* [Your instructions]: Count lines with "content" in them. Report only the total.

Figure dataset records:
---------------
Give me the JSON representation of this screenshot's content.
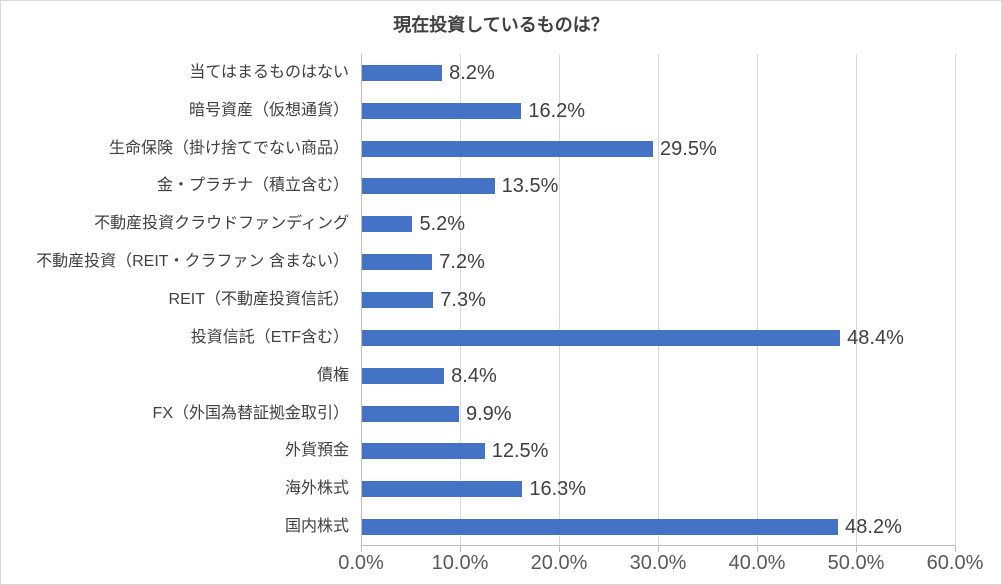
{
  "chart_data": {
    "type": "bar",
    "orientation": "horizontal",
    "title": "現在投資しているものは？",
    "categories": [
      "当てはまるものはない",
      "暗号資産（仮想通貨）",
      "生命保険（掛け捨てでない商品）",
      "金・プラチナ（積立含む）",
      "不動産投資クラウドファンディング",
      "不動産投資（REIT・クラファン 含まない）",
      "REIT（不動産投資信託）",
      "投資信託（ETF含む）",
      "債権",
      "FX（外国為替証拠金取引）",
      "外貨預金",
      "海外株式",
      "国内株式"
    ],
    "values": [
      8.2,
      16.2,
      29.5,
      13.5,
      5.2,
      7.2,
      7.3,
      48.4,
      8.4,
      9.9,
      12.5,
      16.3,
      48.2
    ],
    "value_labels": [
      "8.2%",
      "16.2%",
      "29.5%",
      "13.5%",
      "5.2%",
      "7.2%",
      "7.3%",
      "48.4%",
      "8.4%",
      "9.9%",
      "12.5%",
      "16.3%",
      "48.2%"
    ],
    "xlabel": "",
    "ylabel": "",
    "xlim": [
      0,
      60
    ],
    "x_axis": {
      "tick_labels": [
        "0.0%",
        "10.0%",
        "20.0%",
        "30.0%",
        "40.0%",
        "50.0%",
        "60.0%"
      ],
      "min": 0,
      "max": 60,
      "step": 10
    },
    "grid": true,
    "legend": "none",
    "colors": {
      "bar": "#4472C4",
      "gridline": "#D9D9D9",
      "axis_line": "#BDBDBD",
      "title_text": "#404040",
      "label_text": "#404040",
      "axis_text": "#595959",
      "background": "#FFFFFF",
      "border": "#D9D9D9"
    }
  }
}
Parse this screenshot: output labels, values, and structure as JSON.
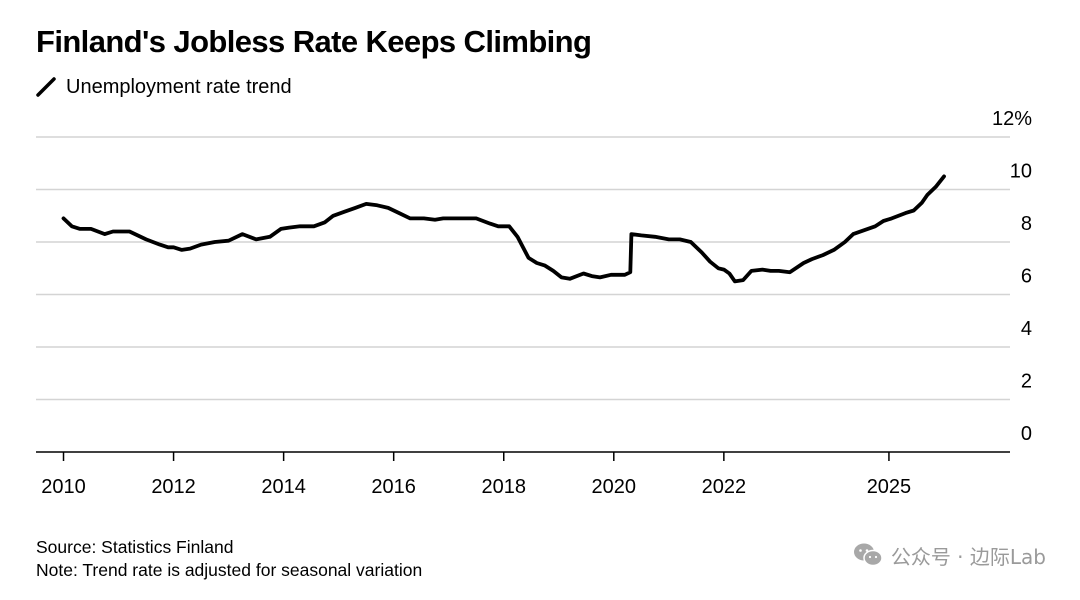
{
  "chart_data": {
    "type": "line",
    "title": "Finland's Jobless Rate Keeps Climbing",
    "series": [
      {
        "name": "Unemployment rate trend",
        "color": "#000000",
        "points": [
          [
            2010.0,
            8.9
          ],
          [
            2010.15,
            8.6
          ],
          [
            2010.3,
            8.5
          ],
          [
            2010.5,
            8.5
          ],
          [
            2010.75,
            8.3
          ],
          [
            2010.9,
            8.4
          ],
          [
            2011.2,
            8.4
          ],
          [
            2011.5,
            8.1
          ],
          [
            2011.75,
            7.9
          ],
          [
            2011.9,
            7.8
          ],
          [
            2012.0,
            7.8
          ],
          [
            2012.15,
            7.7
          ],
          [
            2012.3,
            7.75
          ],
          [
            2012.5,
            7.9
          ],
          [
            2012.75,
            8.0
          ],
          [
            2013.0,
            8.05
          ],
          [
            2013.25,
            8.3
          ],
          [
            2013.5,
            8.1
          ],
          [
            2013.75,
            8.2
          ],
          [
            2013.95,
            8.5
          ],
          [
            2014.1,
            8.55
          ],
          [
            2014.3,
            8.6
          ],
          [
            2014.55,
            8.6
          ],
          [
            2014.75,
            8.75
          ],
          [
            2014.9,
            9.0
          ],
          [
            2015.1,
            9.15
          ],
          [
            2015.3,
            9.3
          ],
          [
            2015.5,
            9.45
          ],
          [
            2015.7,
            9.4
          ],
          [
            2015.9,
            9.3
          ],
          [
            2016.1,
            9.1
          ],
          [
            2016.3,
            8.9
          ],
          [
            2016.55,
            8.9
          ],
          [
            2016.75,
            8.85
          ],
          [
            2016.9,
            8.9
          ],
          [
            2017.2,
            8.9
          ],
          [
            2017.5,
            8.9
          ],
          [
            2017.75,
            8.7
          ],
          [
            2017.9,
            8.6
          ],
          [
            2018.1,
            8.6
          ],
          [
            2018.25,
            8.2
          ],
          [
            2018.45,
            7.4
          ],
          [
            2018.6,
            7.2
          ],
          [
            2018.75,
            7.1
          ],
          [
            2018.9,
            6.9
          ],
          [
            2019.05,
            6.65
          ],
          [
            2019.2,
            6.6
          ],
          [
            2019.45,
            6.8
          ],
          [
            2019.6,
            6.7
          ],
          [
            2019.75,
            6.65
          ],
          [
            2019.95,
            6.75
          ],
          [
            2020.2,
            6.75
          ],
          [
            2020.3,
            6.85
          ],
          [
            2020.32,
            8.3
          ],
          [
            2020.5,
            8.25
          ],
          [
            2020.75,
            8.2
          ],
          [
            2021.0,
            8.1
          ],
          [
            2021.2,
            8.1
          ],
          [
            2021.4,
            8.0
          ],
          [
            2021.6,
            7.6
          ],
          [
            2021.75,
            7.25
          ],
          [
            2021.9,
            7.0
          ],
          [
            2022.0,
            6.95
          ],
          [
            2022.1,
            6.8
          ],
          [
            2022.2,
            6.5
          ],
          [
            2022.35,
            6.55
          ],
          [
            2022.5,
            6.9
          ],
          [
            2022.7,
            6.95
          ],
          [
            2022.85,
            6.9
          ],
          [
            2023.0,
            6.9
          ],
          [
            2023.2,
            6.85
          ],
          [
            2023.45,
            7.2
          ],
          [
            2023.6,
            7.35
          ],
          [
            2023.8,
            7.5
          ],
          [
            2024.0,
            7.7
          ],
          [
            2024.2,
            8.0
          ],
          [
            2024.35,
            8.3
          ],
          [
            2024.55,
            8.45
          ],
          [
            2024.75,
            8.6
          ],
          [
            2024.9,
            8.8
          ],
          [
            2025.05,
            8.9
          ],
          [
            2025.3,
            9.1
          ],
          [
            2025.45,
            9.2
          ],
          [
            2025.6,
            9.5
          ],
          [
            2025.7,
            9.8
          ],
          [
            2025.85,
            10.1
          ],
          [
            2026.0,
            10.5
          ]
        ]
      }
    ],
    "x_ticks": [
      {
        "value": 2010,
        "label": "2010"
      },
      {
        "value": 2012,
        "label": "2012"
      },
      {
        "value": 2014,
        "label": "2014"
      },
      {
        "value": 2016,
        "label": "2016"
      },
      {
        "value": 2018,
        "label": "2018"
      },
      {
        "value": 2020,
        "label": "2020"
      },
      {
        "value": 2022,
        "label": "2022"
      },
      {
        "value": 2025,
        "label": "2025"
      }
    ],
    "y_ticks": [
      {
        "value": 12,
        "label": "12%"
      },
      {
        "value": 10,
        "label": "10"
      },
      {
        "value": 8,
        "label": "8"
      },
      {
        "value": 6,
        "label": "6"
      },
      {
        "value": 4,
        "label": "4"
      },
      {
        "value": 2,
        "label": "2"
      },
      {
        "value": 0,
        "label": "0"
      }
    ],
    "xlim": [
      2009.5,
      2027.2
    ],
    "ylim": [
      0,
      12
    ],
    "grid": "horizontal",
    "y_axis_side": "right",
    "legend": "top-left"
  },
  "footer": {
    "source": "Source: Statistics Finland",
    "note": "Note: Trend rate is adjusted for seasonal variation"
  },
  "watermark": {
    "icon": "wechat-icon",
    "text": "公众号 · 边际Lab"
  }
}
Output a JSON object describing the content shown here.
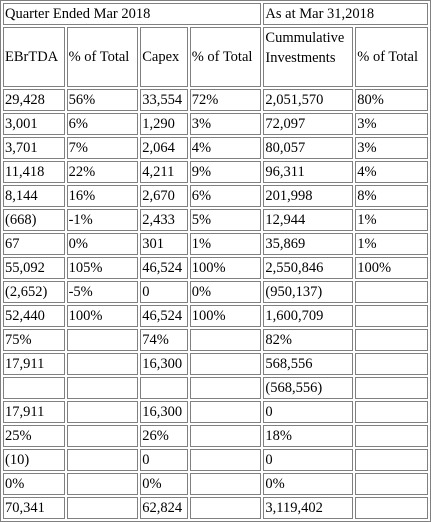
{
  "header": {
    "group_left": "Quarter Ended Mar 2018",
    "group_right": "As at Mar 31,2018",
    "columns": [
      "EBrTDA",
      "% of Total",
      "Capex",
      "% of Total",
      "Cummulative Investments",
      "% of Total"
    ],
    "cum_line1": "Cummulative",
    "cum_line2": "Investments"
  },
  "rows": [
    [
      "29,428",
      "56%",
      "33,554",
      "72%",
      "2,051,570",
      "80%"
    ],
    [
      "3,001",
      "6%",
      "1,290",
      "3%",
      "72,097",
      "3%"
    ],
    [
      "3,701",
      "7%",
      "2,064",
      "4%",
      "80,057",
      "3%"
    ],
    [
      "11,418",
      "22%",
      "4,211",
      "9%",
      "96,311",
      "4%"
    ],
    [
      "8,144",
      "16%",
      "2,670",
      "6%",
      "201,998",
      "8%"
    ],
    [
      "(668)",
      "-1%",
      "2,433",
      "5%",
      "12,944",
      "1%"
    ],
    [
      "67",
      "0%",
      "301",
      "1%",
      "35,869",
      "1%"
    ],
    [
      "55,092",
      "105%",
      "46,524",
      "100%",
      "2,550,846",
      "100%"
    ],
    [
      "(2,652)",
      "-5%",
      "0",
      "0%",
      "(950,137)",
      ""
    ],
    [
      "52,440",
      "100%",
      "46,524",
      "100%",
      "1,600,709",
      ""
    ],
    [
      "75%",
      "",
      "74%",
      "",
      "82%",
      ""
    ],
    [
      "17,911",
      "",
      "16,300",
      "",
      "568,556",
      ""
    ],
    [
      "",
      "",
      "",
      "",
      "(568,556)",
      ""
    ],
    [
      "17,911",
      "",
      "16,300",
      "",
      "0",
      ""
    ],
    [
      "25%",
      "",
      "26%",
      "",
      "18%",
      ""
    ],
    [
      "(10)",
      "",
      "0",
      "",
      "0",
      ""
    ],
    [
      "0%",
      "",
      "0%",
      "",
      "0%",
      ""
    ],
    [
      "70,341",
      "",
      "62,824",
      "",
      "3,119,402",
      ""
    ]
  ]
}
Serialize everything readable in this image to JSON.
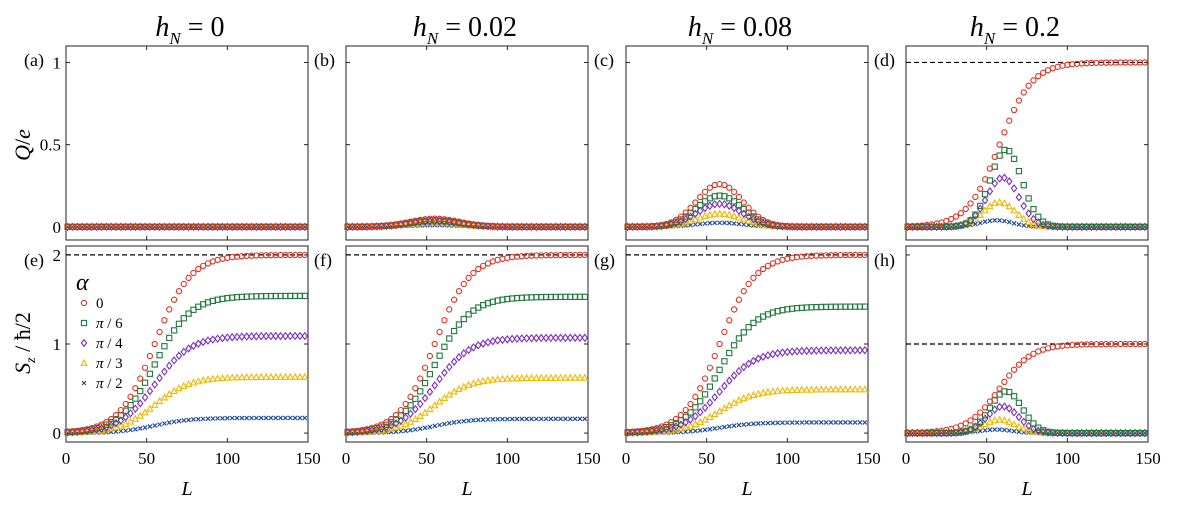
{
  "figure": {
    "column_titles": [
      {
        "h": "h",
        "sub": "N",
        "eq": " = 0"
      },
      {
        "h": "h",
        "sub": "N",
        "eq": " = 0.02"
      },
      {
        "h": "h",
        "sub": "N",
        "eq": " = 0.08"
      },
      {
        "h": "h",
        "sub": "N",
        "eq": " = 0.2"
      }
    ],
    "panel_labels": [
      "(a)",
      "(b)",
      "(c)",
      "(d)",
      "(e)",
      "(f)",
      "(g)",
      "(h)"
    ],
    "row_ylabels": [
      "Q/e",
      "Sz/(ħ/2)"
    ],
    "legend_title": "α",
    "x_label": "L",
    "x_ticks": [
      "0",
      "50",
      "100",
      "150"
    ],
    "q_ticks": [
      "0",
      "0.5",
      "1"
    ],
    "s_ticks": [
      "0",
      "1",
      "2"
    ]
  },
  "chart_data": {
    "type": "scatter",
    "x": {
      "min": 1,
      "max": 150,
      "step": 3,
      "lim": [
        0,
        150
      ],
      "label": "L"
    },
    "series": [
      {
        "name": "0",
        "label": "0",
        "marker": "circle",
        "color": "#e0301e"
      },
      {
        "name": "π/6",
        "label": "π / 6",
        "marker": "square",
        "color": "#1e7a3c"
      },
      {
        "name": "π/4",
        "label": "π / 4",
        "marker": "diamond",
        "color": "#7b2fbf"
      },
      {
        "name": "π/3",
        "label": "π / 3",
        "marker": "triangle",
        "color": "#f0b800"
      },
      {
        "name": "π/2",
        "label": "π / 2",
        "marker": "x",
        "color": "#1f4e9c"
      }
    ],
    "panels": [
      {
        "id": "a",
        "row": "Q",
        "hN": 0,
        "ylim": [
          -0.08,
          1.1
        ],
        "ylabel": "Q/e",
        "curves": [
          {
            "kind": "flat",
            "value": 0
          },
          {
            "kind": "flat",
            "value": 0
          },
          {
            "kind": "flat",
            "value": 0
          },
          {
            "kind": "flat",
            "value": 0
          },
          {
            "kind": "flat",
            "value": 0
          }
        ]
      },
      {
        "id": "b",
        "row": "Q",
        "hN": 0.02,
        "ylim": [
          -0.08,
          1.1
        ],
        "curves": [
          {
            "kind": "bump",
            "peak": 0.05,
            "center": 55,
            "width": 22
          },
          {
            "kind": "bump",
            "peak": 0.04,
            "center": 55,
            "width": 22
          },
          {
            "kind": "bump",
            "peak": 0.035,
            "center": 55,
            "width": 22
          },
          {
            "kind": "bump",
            "peak": 0.025,
            "center": 55,
            "width": 22
          },
          {
            "kind": "bump",
            "peak": 0.01,
            "center": 55,
            "width": 22
          }
        ]
      },
      {
        "id": "c",
        "row": "Q",
        "hN": 0.08,
        "ylim": [
          -0.08,
          1.1
        ],
        "curves": [
          {
            "kind": "bump",
            "peak": 0.26,
            "center": 58,
            "width": 20
          },
          {
            "kind": "bump",
            "peak": 0.19,
            "center": 58,
            "width": 20
          },
          {
            "kind": "bump",
            "peak": 0.14,
            "center": 58,
            "width": 20
          },
          {
            "kind": "bump",
            "peak": 0.08,
            "center": 58,
            "width": 20
          },
          {
            "kind": "bump",
            "peak": 0.025,
            "center": 58,
            "width": 20
          }
        ]
      },
      {
        "id": "d",
        "row": "Q",
        "hN": 0.2,
        "ylim": [
          -0.08,
          1.1
        ],
        "ref_line": 1,
        "curves": [
          {
            "kind": "sigmoid",
            "final": 1.0,
            "mid": 58,
            "scale": 10
          },
          {
            "kind": "bump",
            "peak": 0.47,
            "center": 62,
            "width": 14
          },
          {
            "kind": "bump",
            "peak": 0.3,
            "center": 60,
            "width": 14
          },
          {
            "kind": "bump",
            "peak": 0.15,
            "center": 58,
            "width": 14
          },
          {
            "kind": "bump",
            "peak": 0.04,
            "center": 56,
            "width": 14
          }
        ]
      },
      {
        "id": "e",
        "row": "S",
        "hN": 0,
        "ylim": [
          -0.1,
          2.1
        ],
        "ylabel": "Sz/(ħ/2)",
        "ref_line": 2,
        "legend": true,
        "curves": [
          {
            "kind": "sigmoid",
            "final": 2.0,
            "mid": 55,
            "scale": 11
          },
          {
            "kind": "sigmoid",
            "final": 1.54,
            "mid": 55,
            "scale": 11
          },
          {
            "kind": "sigmoid",
            "final": 1.09,
            "mid": 55,
            "scale": 11
          },
          {
            "kind": "sigmoid",
            "final": 0.63,
            "mid": 55,
            "scale": 11
          },
          {
            "kind": "sigmoid",
            "final": 0.17,
            "mid": 55,
            "scale": 11
          }
        ]
      },
      {
        "id": "f",
        "row": "S",
        "hN": 0.02,
        "ylim": [
          -0.1,
          2.1
        ],
        "ref_line": 2,
        "curves": [
          {
            "kind": "sigmoid",
            "final": 2.0,
            "mid": 55,
            "scale": 11
          },
          {
            "kind": "sigmoid",
            "final": 1.53,
            "mid": 55,
            "scale": 11
          },
          {
            "kind": "sigmoid",
            "final": 1.07,
            "mid": 55,
            "scale": 11
          },
          {
            "kind": "sigmoid",
            "final": 0.62,
            "mid": 55,
            "scale": 11
          },
          {
            "kind": "sigmoid",
            "final": 0.16,
            "mid": 55,
            "scale": 11
          }
        ]
      },
      {
        "id": "g",
        "row": "S",
        "hN": 0.08,
        "ylim": [
          -0.1,
          2.1
        ],
        "ref_line": 2,
        "curves": [
          {
            "kind": "sigmoid",
            "final": 2.0,
            "mid": 58,
            "scale": 11
          },
          {
            "kind": "sigmoid",
            "final": 1.42,
            "mid": 58,
            "scale": 11
          },
          {
            "kind": "sigmoid",
            "final": 0.93,
            "mid": 58,
            "scale": 11
          },
          {
            "kind": "sigmoid",
            "final": 0.49,
            "mid": 58,
            "scale": 11
          },
          {
            "kind": "sigmoid",
            "final": 0.12,
            "mid": 58,
            "scale": 11
          }
        ]
      },
      {
        "id": "h",
        "row": "S",
        "hN": 0.2,
        "ylim": [
          -0.1,
          2.1
        ],
        "ref_line": 1,
        "curves": [
          {
            "kind": "sigmoid",
            "final": 1.0,
            "mid": 58,
            "scale": 10
          },
          {
            "kind": "bump",
            "peak": 0.47,
            "center": 62,
            "width": 14
          },
          {
            "kind": "bump",
            "peak": 0.3,
            "center": 60,
            "width": 14
          },
          {
            "kind": "bump",
            "peak": 0.15,
            "center": 58,
            "width": 14
          },
          {
            "kind": "bump",
            "peak": 0.04,
            "center": 56,
            "width": 14
          }
        ]
      }
    ]
  }
}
---------------
* [Exercise solution]: 2